(ENTRIES SHOWN):
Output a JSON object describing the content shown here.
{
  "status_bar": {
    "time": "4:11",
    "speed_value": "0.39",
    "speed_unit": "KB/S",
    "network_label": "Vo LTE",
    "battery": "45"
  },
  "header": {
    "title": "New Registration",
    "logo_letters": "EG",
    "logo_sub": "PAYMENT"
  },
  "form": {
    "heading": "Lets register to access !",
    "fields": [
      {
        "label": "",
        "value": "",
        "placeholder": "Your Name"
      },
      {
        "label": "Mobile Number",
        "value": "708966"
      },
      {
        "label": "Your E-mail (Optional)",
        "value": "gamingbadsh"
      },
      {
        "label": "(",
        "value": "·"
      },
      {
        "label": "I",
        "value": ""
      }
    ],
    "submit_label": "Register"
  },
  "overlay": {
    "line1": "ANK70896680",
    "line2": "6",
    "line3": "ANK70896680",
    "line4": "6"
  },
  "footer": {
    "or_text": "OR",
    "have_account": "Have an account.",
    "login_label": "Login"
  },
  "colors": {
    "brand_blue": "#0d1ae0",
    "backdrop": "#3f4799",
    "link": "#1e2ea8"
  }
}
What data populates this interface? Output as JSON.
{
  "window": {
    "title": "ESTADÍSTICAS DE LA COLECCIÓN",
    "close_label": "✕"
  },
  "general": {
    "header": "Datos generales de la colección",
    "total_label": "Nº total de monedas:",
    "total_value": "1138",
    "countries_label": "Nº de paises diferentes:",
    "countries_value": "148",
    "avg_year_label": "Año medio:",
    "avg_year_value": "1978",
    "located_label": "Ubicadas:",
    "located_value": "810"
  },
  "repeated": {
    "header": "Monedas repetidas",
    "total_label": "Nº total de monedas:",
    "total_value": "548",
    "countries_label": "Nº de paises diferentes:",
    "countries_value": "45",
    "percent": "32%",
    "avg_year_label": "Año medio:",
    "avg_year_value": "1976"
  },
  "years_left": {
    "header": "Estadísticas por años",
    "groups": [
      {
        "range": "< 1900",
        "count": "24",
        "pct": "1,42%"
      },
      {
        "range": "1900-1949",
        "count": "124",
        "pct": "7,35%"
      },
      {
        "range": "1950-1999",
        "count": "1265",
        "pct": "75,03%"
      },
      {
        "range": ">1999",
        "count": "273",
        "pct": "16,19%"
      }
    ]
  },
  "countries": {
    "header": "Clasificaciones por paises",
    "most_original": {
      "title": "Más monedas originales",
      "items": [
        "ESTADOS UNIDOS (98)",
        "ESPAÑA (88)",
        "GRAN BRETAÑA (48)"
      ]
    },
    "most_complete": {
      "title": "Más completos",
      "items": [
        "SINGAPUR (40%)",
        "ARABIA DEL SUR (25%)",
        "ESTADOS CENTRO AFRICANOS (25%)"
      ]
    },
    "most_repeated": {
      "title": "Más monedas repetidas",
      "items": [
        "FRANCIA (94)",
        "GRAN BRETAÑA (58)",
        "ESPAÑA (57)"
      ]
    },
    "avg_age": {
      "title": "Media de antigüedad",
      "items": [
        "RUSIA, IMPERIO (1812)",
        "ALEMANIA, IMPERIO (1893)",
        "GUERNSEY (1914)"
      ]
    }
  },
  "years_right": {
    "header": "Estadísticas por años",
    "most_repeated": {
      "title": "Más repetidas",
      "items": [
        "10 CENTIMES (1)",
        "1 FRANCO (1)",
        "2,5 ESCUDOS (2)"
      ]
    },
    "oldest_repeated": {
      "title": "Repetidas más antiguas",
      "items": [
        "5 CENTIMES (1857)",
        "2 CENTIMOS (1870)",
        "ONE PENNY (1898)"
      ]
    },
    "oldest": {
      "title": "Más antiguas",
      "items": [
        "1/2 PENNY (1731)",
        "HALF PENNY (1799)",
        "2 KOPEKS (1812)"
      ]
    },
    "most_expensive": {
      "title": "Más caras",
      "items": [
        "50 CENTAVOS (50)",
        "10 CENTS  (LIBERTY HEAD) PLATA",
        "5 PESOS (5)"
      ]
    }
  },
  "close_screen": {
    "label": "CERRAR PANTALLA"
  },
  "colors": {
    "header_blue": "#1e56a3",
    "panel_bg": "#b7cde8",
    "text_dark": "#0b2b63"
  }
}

(BRIEF):
Your task is to quote all of the data word for word.

(WRITTEN ANSWER):
Output a JSON object describing the content shown here.
{
  "status_bar": {
    "time": "4:11",
    "speed_value": "0.39",
    "speed_unit": "KB/S",
    "network_label": "Vo LTE",
    "battery": "45"
  },
  "header": {
    "title": "New Registration",
    "logo_letters": "EG",
    "logo_sub": "PAYMENT"
  },
  "form": {
    "heading": "Lets register to access !",
    "fields": [
      {
        "label": "",
        "value": "",
        "placeholder": "Your Name"
      },
      {
        "label": "Mobile Number",
        "value": "708966"
      },
      {
        "label": "Your E-mail (Optional)",
        "value": "gamingbadsh"
      },
      {
        "label": "(",
        "value": "·"
      },
      {
        "label": "I",
        "value": ""
      }
    ],
    "submit_label": "Register"
  },
  "overlay": {
    "line1": "ANK70896680",
    "line2": "6",
    "line3": "ANK70896680",
    "line4": "6"
  },
  "footer": {
    "or_text": "OR",
    "have_account": "Have an account.",
    "login_label": "Login"
  },
  "colors": {
    "brand_blue": "#0d1ae0",
    "backdrop": "#3f4799",
    "link": "#1e2ea8"
  }
}
What data populates this interface? Output as JSON.
{
  "window": {
    "title": "ESTADÍSTICAS DE LA COLECCIÓN",
    "close_label": "✕"
  },
  "general": {
    "header": "Datos generales de la colección",
    "total_label": "Nº total de monedas:",
    "total_value": "1138",
    "countries_label": "Nº de paises diferentes:",
    "countries_value": "148",
    "avg_year_label": "Año medio:",
    "avg_year_value": "1978",
    "located_label": "Ubicadas:",
    "located_value": "810"
  },
  "repeated": {
    "header": "Monedas repetidas",
    "total_label": "Nº total de monedas:",
    "total_value": "548",
    "countries_label": "Nº de paises diferentes:",
    "countries_value": "45",
    "percent": "32%",
    "avg_year_label": "Año medio:",
    "avg_year_value": "1976"
  },
  "years_left": {
    "header": "Estadísticas por años",
    "groups": [
      {
        "range": "< 1900",
        "count": "24",
        "pct": "1,42%"
      },
      {
        "range": "1900-1949",
        "count": "124",
        "pct": "7,35%"
      },
      {
        "range": "1950-1999",
        "count": "1265",
        "pct": "75,03%"
      },
      {
        "range": ">1999",
        "count": "273",
        "pct": "16,19%"
      }
    ]
  },
  "countries": {
    "header": "Clasificaciones por paises",
    "most_original": {
      "title": "Más monedas originales",
      "items": [
        "ESTADOS UNIDOS (98)",
        "ESPAÑA (88)",
        "GRAN BRETAÑA (48)"
      ]
    },
    "most_complete": {
      "title": "Más completos",
      "items": [
        "SINGAPUR (40%)",
        "ARABIA DEL SUR (25%)",
        "ESTADOS CENTRO AFRICANOS (25%)"
      ]
    },
    "most_repeated": {
      "title": "Más monedas repetidas",
      "items": [
        "FRANCIA (94)",
        "GRAN BRETAÑA (58)",
        "ESPAÑA (57)"
      ]
    },
    "avg_age": {
      "title": "Media de antigüedad",
      "items": [
        "RUSIA, IMPERIO (1812)",
        "ALEMANIA, IMPERIO (1893)",
        "GUERNSEY (1914)"
      ]
    }
  },
  "years_right": {
    "header": "Estadísticas por años",
    "most_repeated": {
      "title": "Más repetidas",
      "items": [
        "10 CENTIMES (1)",
        "1 FRANCO (1)",
        "2,5 ESCUDOS (2)"
      ]
    },
    "oldest_repeated": {
      "title": "Repetidas más antiguas",
      "items": [
        "5 CENTIMES (1857)",
        "2 CENTIMOS (1870)",
        "ONE PENNY (1898)"
      ]
    },
    "oldest": {
      "title": "Más antiguas",
      "items": [
        "1/2 PENNY (1731)",
        "HALF PENNY (1799)",
        "2 KOPEKS (1812)"
      ]
    },
    "most_expensive": {
      "title": "Más caras",
      "items": [
        "50 CENTAVOS (50)",
        "10 CENTS  (LIBERTY HEAD) PLATA",
        "5 PESOS (5)"
      ]
    }
  },
  "close_screen": {
    "label": "CERRAR PANTALLA"
  },
  "colors": {
    "header_blue": "#1e56a3",
    "panel_bg": "#b7cde8",
    "text_dark": "#0b2b63"
  }
}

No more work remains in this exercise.